DESCRIPTION OF THE TASK:
Note how many lines contain "products" and give that number, with nothing else.

INPUT FOR THIS TASK:
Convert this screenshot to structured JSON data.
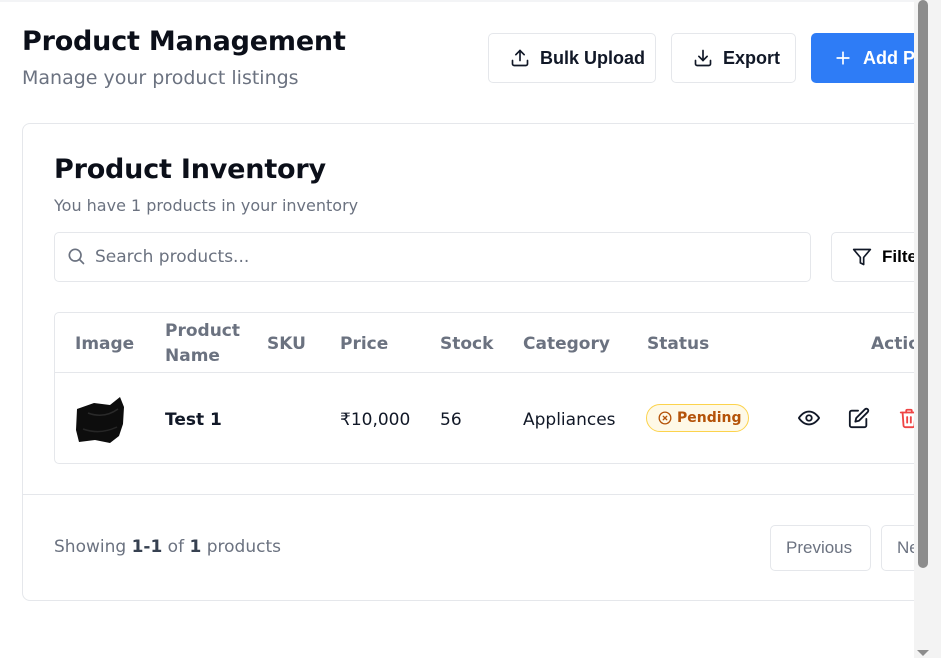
{
  "header": {
    "title": "Product Management",
    "subtitle": "Manage your product listings",
    "bulk_upload_label": "Bulk Upload",
    "export_label": "Export",
    "add_label": "Add Pr"
  },
  "inventory": {
    "title": "Product Inventory",
    "subtitle": "You have 1 products in your inventory",
    "search_placeholder": "Search products...",
    "filter_label": "Filte",
    "columns": [
      "Image",
      "Product",
      "Name",
      "SKU",
      "Price",
      "Stock",
      "Category",
      "Status",
      "Actio"
    ],
    "rows": [
      {
        "name": "Test 1",
        "sku": "",
        "price": "₹10,000",
        "stock": "56",
        "category": "Appliances",
        "status": "Pending"
      }
    ]
  },
  "pagination": {
    "prefix": "Showing ",
    "range": "1-1",
    "of": " of ",
    "total": "1",
    "suffix": " products",
    "previous_label": "Previous",
    "next_label": "Ne"
  },
  "colors": {
    "primary": "#2e7cf6",
    "pending_bg": "#fef9e7",
    "pending_text": "#b45309",
    "delete": "#ef4444"
  }
}
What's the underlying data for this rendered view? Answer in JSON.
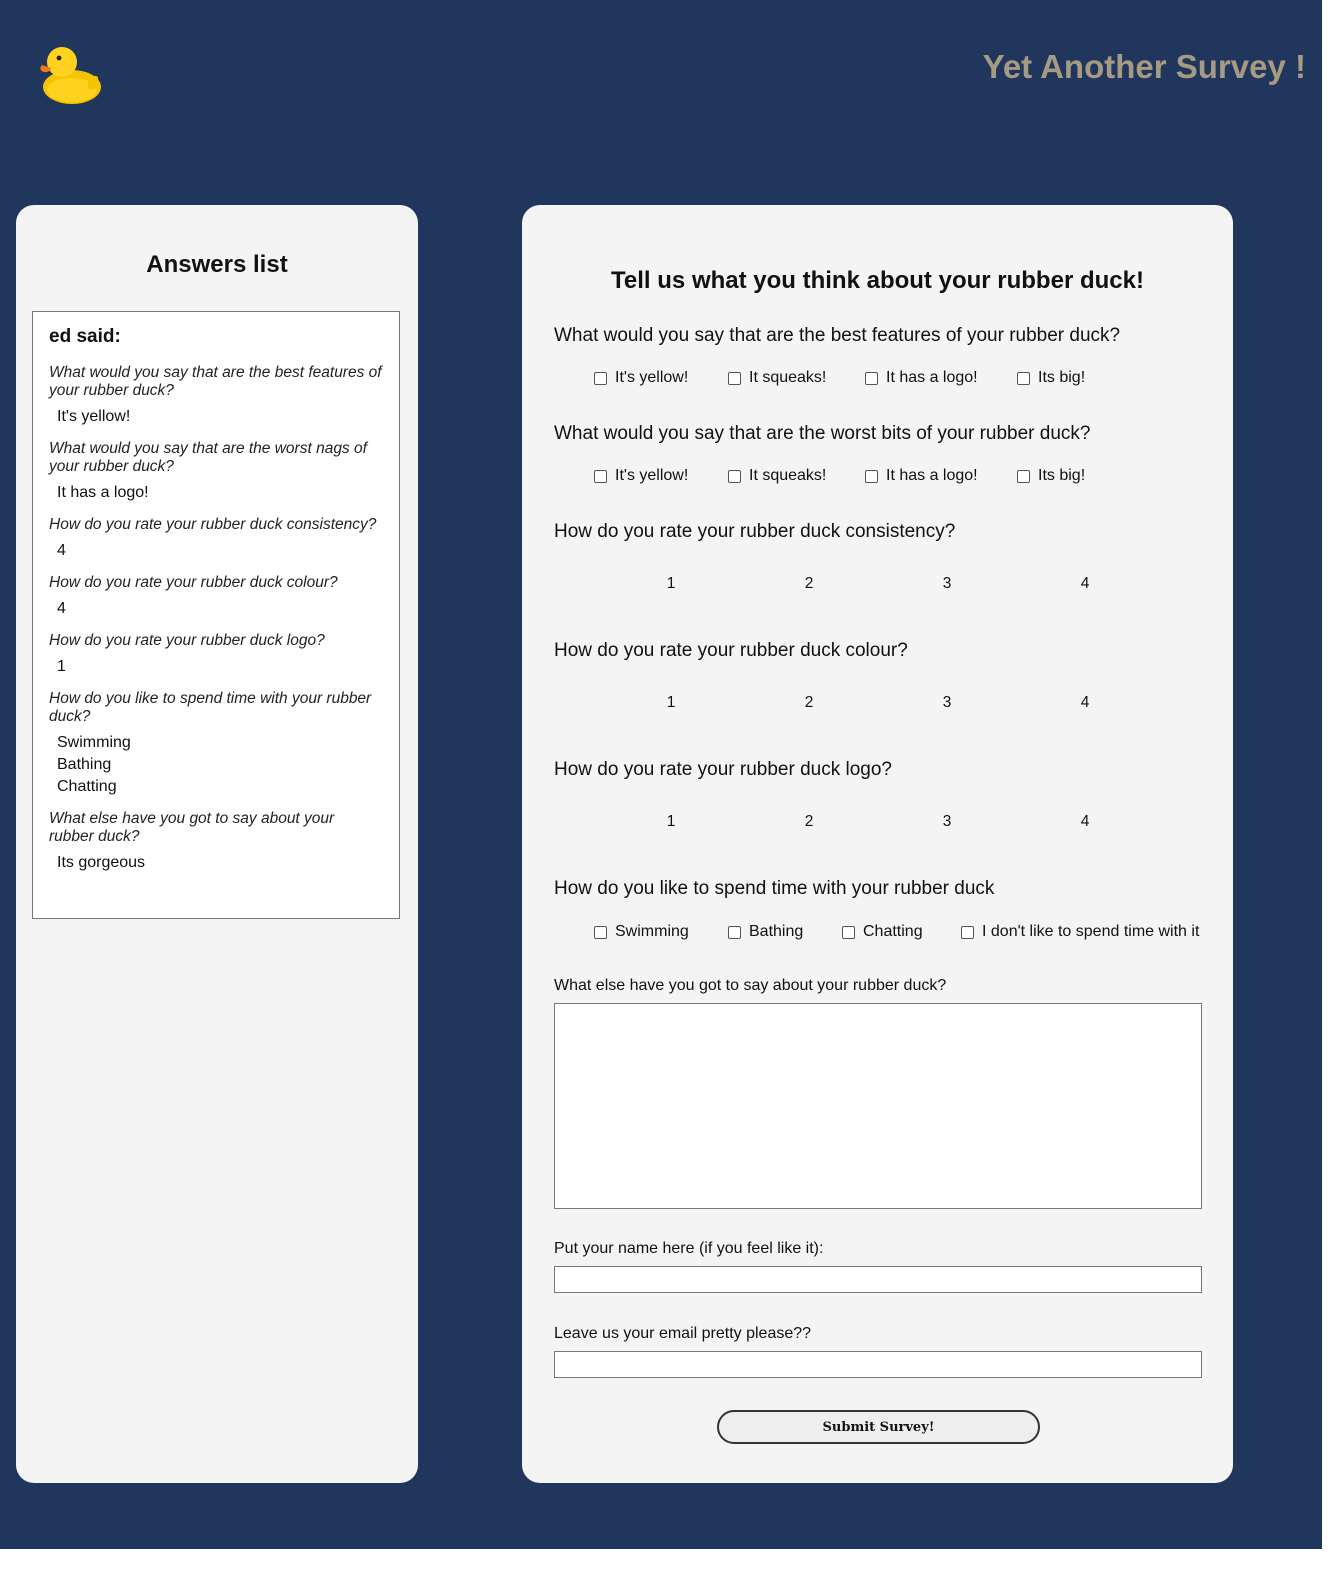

EXERCISE RESPONSE:
3